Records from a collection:
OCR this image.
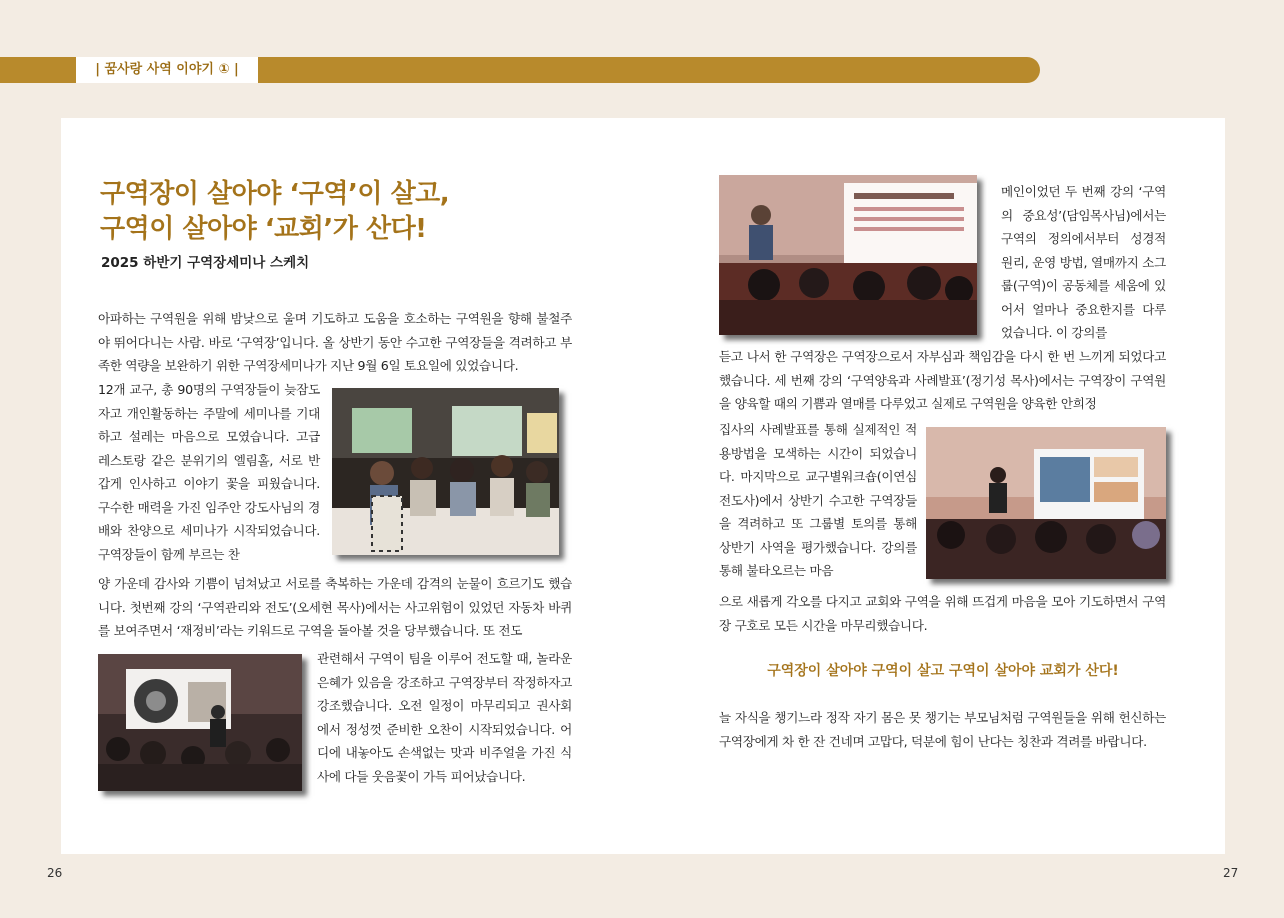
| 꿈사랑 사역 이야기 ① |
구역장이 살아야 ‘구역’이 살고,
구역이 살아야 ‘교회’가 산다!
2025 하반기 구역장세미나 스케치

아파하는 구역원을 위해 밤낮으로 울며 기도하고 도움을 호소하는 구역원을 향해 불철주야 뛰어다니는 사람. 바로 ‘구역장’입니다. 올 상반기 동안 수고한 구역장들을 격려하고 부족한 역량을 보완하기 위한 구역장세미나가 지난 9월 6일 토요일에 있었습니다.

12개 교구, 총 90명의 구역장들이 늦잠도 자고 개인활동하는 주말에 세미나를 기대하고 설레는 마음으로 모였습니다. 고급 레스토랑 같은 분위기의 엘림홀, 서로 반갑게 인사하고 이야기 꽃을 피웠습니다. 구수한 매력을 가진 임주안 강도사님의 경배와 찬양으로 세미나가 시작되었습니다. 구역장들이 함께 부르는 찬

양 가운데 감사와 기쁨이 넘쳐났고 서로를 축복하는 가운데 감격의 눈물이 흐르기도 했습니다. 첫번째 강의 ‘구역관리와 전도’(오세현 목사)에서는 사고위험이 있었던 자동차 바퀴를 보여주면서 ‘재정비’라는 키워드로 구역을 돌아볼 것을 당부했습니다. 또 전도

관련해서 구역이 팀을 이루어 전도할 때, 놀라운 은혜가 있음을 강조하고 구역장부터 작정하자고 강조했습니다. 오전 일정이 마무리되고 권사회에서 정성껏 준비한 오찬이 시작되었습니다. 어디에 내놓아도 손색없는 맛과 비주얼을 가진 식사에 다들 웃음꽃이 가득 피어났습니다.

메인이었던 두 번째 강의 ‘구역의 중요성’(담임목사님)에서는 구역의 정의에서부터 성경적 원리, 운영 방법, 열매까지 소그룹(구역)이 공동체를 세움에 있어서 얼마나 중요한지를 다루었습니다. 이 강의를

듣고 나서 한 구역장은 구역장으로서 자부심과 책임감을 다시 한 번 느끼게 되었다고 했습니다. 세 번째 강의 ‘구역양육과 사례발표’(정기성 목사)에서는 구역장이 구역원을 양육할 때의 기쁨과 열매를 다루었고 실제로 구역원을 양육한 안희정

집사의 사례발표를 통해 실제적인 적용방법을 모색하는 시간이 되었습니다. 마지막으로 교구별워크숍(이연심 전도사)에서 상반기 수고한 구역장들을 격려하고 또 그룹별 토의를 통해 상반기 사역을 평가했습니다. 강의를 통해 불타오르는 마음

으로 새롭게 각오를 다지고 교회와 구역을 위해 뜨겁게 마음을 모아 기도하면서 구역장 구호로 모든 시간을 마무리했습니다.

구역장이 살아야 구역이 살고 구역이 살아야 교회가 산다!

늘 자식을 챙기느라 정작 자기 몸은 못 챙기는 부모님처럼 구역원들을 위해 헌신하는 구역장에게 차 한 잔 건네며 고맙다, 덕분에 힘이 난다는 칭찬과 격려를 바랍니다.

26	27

● **Set task**
Repeat the listing verbatim. Skip the pictures.

● **Solved problem**
OCR this image.
| 꿈사랑 사역 이야기 ① |
구역장이 살아야 ‘구역’이 살고,
구역이 살아야 ‘교회’가 산다!
2025 하반기 구역장세미나 스케치

아파하는 구역원을 위해 밤낮으로 울며 기도하고 도움을 호소하는 구역원을 향해 불철주야 뛰어다니는 사람. 바로 ‘구역장’입니다. 올 상반기 동안 수고한 구역장들을 격려하고 부족한 역량을 보완하기 위한 구역장세미나가 지난 9월 6일 토요일에 있었습니다.

12개 교구, 총 90명의 구역장들이 늦잠도 자고 개인활동하는 주말에 세미나를 기대하고 설레는 마음으로 모였습니다. 고급 레스토랑 같은 분위기의 엘림홀, 서로 반갑게 인사하고 이야기 꽃을 피웠습니다. 구수한 매력을 가진 임주안 강도사님의 경배와 찬양으로 세미나가 시작되었습니다. 구역장들이 함께 부르는 찬

양 가운데 감사와 기쁨이 넘쳐났고 서로를 축복하는 가운데 감격의 눈물이 흐르기도 했습니다. 첫번째 강의 ‘구역관리와 전도’(오세현 목사)에서는 사고위험이 있었던 자동차 바퀴를 보여주면서 ‘재정비’라는 키워드로 구역을 돌아볼 것을 당부했습니다. 또 전도

관련해서 구역이 팀을 이루어 전도할 때, 놀라운 은혜가 있음을 강조하고 구역장부터 작정하자고 강조했습니다. 오전 일정이 마무리되고 권사회에서 정성껏 준비한 오찬이 시작되었습니다. 어디에 내놓아도 손색없는 맛과 비주얼을 가진 식사에 다들 웃음꽃이 가득 피어났습니다.

메인이었던 두 번째 강의 ‘구역의 중요성’(담임목사님)에서는 구역의 정의에서부터 성경적 원리, 운영 방법, 열매까지 소그룹(구역)이 공동체를 세움에 있어서 얼마나 중요한지를 다루었습니다. 이 강의를

듣고 나서 한 구역장은 구역장으로서 자부심과 책임감을 다시 한 번 느끼게 되었다고 했습니다. 세 번째 강의 ‘구역양육과 사례발표’(정기성 목사)에서는 구역장이 구역원을 양육할 때의 기쁨과 열매를 다루었고 실제로 구역원을 양육한 안희정

집사의 사례발표를 통해 실제적인 적용방법을 모색하는 시간이 되었습니다. 마지막으로 교구별워크숍(이연심 전도사)에서 상반기 수고한 구역장들을 격려하고 또 그룹별 토의를 통해 상반기 사역을 평가했습니다. 강의를 통해 불타오르는 마음

으로 새롭게 각오를 다지고 교회와 구역을 위해 뜨겁게 마음을 모아 기도하면서 구역장 구호로 모든 시간을 마무리했습니다.

구역장이 살아야 구역이 살고 구역이 살아야 교회가 산다!

늘 자식을 챙기느라 정작 자기 몸은 못 챙기는 부모님처럼 구역원들을 위해 헌신하는 구역장에게 차 한 잔 건네며 고맙다, 덕분에 힘이 난다는 칭찬과 격려를 바랍니다.

26	27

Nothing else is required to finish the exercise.